───── Information given
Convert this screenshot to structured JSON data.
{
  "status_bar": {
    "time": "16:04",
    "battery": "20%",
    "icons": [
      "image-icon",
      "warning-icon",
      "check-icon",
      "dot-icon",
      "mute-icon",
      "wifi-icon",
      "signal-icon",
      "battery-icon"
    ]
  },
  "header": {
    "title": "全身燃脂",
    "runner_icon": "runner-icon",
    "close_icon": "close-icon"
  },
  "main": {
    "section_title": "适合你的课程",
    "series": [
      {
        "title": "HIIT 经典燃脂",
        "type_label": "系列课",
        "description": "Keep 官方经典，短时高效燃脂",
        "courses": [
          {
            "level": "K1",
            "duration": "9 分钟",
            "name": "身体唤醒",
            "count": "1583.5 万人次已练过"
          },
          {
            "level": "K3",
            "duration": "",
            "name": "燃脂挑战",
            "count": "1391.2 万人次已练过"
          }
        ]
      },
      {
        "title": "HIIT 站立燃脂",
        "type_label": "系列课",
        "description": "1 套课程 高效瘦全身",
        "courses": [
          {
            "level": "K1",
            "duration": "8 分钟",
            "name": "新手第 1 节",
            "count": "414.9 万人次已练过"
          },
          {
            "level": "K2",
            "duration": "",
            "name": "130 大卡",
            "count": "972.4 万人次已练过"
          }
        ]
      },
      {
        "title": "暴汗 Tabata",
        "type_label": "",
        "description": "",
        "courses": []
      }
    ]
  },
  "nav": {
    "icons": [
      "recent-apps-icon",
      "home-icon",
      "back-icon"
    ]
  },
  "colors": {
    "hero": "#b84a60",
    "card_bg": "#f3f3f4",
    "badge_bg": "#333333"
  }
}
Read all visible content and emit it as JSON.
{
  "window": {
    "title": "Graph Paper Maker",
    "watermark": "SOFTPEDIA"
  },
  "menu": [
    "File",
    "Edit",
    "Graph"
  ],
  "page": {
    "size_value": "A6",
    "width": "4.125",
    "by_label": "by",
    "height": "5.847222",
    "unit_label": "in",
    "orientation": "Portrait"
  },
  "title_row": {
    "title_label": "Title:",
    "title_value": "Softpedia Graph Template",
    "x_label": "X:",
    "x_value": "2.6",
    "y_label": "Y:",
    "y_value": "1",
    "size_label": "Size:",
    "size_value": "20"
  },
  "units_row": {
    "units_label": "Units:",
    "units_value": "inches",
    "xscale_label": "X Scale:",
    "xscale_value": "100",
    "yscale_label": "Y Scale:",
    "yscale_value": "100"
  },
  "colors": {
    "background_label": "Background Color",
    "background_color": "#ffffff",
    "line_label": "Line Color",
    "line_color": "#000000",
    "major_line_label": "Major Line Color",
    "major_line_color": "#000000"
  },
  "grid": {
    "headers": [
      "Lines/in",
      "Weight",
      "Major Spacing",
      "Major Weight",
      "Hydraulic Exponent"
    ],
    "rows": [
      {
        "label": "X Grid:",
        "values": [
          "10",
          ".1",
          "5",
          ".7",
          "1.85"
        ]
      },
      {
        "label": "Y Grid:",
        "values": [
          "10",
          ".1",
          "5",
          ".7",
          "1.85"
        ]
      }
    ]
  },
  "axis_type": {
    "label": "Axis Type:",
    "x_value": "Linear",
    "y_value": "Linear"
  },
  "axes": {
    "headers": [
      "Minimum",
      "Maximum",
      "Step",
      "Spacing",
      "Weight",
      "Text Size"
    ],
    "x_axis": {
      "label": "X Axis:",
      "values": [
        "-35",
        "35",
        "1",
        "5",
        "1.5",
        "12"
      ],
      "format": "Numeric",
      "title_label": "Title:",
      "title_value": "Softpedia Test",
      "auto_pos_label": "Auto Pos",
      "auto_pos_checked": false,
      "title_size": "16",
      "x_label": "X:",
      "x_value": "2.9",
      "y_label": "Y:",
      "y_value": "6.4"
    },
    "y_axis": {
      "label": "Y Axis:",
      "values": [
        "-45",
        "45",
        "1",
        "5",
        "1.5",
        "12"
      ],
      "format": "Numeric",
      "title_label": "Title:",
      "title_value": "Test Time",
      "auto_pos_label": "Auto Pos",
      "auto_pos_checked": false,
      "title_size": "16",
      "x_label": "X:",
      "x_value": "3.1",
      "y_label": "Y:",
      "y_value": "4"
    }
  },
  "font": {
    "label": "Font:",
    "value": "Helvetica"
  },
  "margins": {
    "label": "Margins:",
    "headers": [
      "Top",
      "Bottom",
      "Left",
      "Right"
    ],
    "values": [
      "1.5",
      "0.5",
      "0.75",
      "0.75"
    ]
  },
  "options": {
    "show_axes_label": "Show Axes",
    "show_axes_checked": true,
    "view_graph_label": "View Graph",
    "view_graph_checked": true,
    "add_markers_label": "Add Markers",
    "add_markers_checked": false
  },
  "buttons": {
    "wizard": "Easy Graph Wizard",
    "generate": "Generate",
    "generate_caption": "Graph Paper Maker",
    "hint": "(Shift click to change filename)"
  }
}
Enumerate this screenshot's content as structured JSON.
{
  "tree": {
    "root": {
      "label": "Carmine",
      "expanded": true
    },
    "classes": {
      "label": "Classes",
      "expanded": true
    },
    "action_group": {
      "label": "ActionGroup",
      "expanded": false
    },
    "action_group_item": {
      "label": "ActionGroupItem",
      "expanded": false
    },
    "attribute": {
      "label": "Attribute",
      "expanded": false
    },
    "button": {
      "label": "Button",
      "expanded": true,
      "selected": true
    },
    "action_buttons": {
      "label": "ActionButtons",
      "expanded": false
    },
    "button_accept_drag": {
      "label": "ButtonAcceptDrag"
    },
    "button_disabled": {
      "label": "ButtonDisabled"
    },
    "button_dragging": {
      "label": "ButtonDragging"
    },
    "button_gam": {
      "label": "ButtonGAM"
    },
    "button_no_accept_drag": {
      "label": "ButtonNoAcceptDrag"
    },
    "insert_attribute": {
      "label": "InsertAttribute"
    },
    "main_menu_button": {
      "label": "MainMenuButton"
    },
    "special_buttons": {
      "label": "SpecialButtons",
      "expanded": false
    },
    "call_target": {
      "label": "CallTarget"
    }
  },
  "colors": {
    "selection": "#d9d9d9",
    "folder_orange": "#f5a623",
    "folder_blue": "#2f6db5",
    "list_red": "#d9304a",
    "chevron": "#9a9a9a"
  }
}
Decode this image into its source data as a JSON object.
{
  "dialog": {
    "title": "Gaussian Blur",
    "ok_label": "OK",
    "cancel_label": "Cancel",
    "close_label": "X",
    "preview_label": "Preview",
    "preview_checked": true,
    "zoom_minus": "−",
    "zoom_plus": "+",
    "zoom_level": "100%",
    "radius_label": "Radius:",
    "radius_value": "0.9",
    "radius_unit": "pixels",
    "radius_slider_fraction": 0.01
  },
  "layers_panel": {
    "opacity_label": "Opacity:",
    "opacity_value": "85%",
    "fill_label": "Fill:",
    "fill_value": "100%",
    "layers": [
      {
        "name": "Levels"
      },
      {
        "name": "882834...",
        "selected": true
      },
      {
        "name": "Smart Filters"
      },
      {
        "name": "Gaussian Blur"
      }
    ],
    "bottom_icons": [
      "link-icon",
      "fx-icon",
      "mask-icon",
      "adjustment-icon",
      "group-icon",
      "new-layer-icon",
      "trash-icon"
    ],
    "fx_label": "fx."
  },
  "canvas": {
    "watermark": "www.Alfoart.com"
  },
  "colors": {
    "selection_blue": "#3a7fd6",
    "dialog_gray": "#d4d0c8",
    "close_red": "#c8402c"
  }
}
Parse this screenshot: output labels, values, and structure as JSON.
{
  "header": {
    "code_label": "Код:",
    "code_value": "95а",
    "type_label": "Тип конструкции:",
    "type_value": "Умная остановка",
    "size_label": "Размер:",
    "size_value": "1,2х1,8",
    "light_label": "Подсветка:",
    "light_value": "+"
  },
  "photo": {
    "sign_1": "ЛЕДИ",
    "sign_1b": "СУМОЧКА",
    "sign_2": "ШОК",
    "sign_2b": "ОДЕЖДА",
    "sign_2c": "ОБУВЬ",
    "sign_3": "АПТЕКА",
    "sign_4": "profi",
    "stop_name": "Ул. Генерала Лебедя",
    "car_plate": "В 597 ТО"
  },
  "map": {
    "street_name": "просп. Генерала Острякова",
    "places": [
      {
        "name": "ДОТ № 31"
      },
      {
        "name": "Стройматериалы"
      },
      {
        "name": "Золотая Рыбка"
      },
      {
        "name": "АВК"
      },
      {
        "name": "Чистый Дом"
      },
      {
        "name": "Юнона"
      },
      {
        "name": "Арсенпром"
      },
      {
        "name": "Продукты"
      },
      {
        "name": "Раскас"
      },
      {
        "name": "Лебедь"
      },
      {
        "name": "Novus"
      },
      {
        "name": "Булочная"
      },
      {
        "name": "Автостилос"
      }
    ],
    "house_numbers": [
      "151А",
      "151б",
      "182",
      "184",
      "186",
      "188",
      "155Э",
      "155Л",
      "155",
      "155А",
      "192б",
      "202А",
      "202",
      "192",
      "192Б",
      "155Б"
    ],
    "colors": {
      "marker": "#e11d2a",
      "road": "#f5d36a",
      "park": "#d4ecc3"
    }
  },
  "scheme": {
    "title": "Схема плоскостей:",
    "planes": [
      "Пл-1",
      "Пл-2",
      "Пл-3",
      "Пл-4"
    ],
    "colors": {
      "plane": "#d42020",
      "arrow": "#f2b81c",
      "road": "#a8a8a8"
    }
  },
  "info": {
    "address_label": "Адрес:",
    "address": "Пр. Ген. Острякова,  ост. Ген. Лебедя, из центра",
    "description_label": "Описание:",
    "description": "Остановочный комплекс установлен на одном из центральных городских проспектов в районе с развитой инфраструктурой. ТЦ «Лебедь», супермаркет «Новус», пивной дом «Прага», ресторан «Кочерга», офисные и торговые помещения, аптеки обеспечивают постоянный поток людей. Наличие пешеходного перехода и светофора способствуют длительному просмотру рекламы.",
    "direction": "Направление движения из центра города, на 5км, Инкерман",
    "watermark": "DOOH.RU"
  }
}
──────────
Copy out every line holding the string "Острякова".

    "street_name": "просп. Генерала Острякова",
    "address": "Пр. Ген. Острякова,  ост. Ген. Лебедя, из центра",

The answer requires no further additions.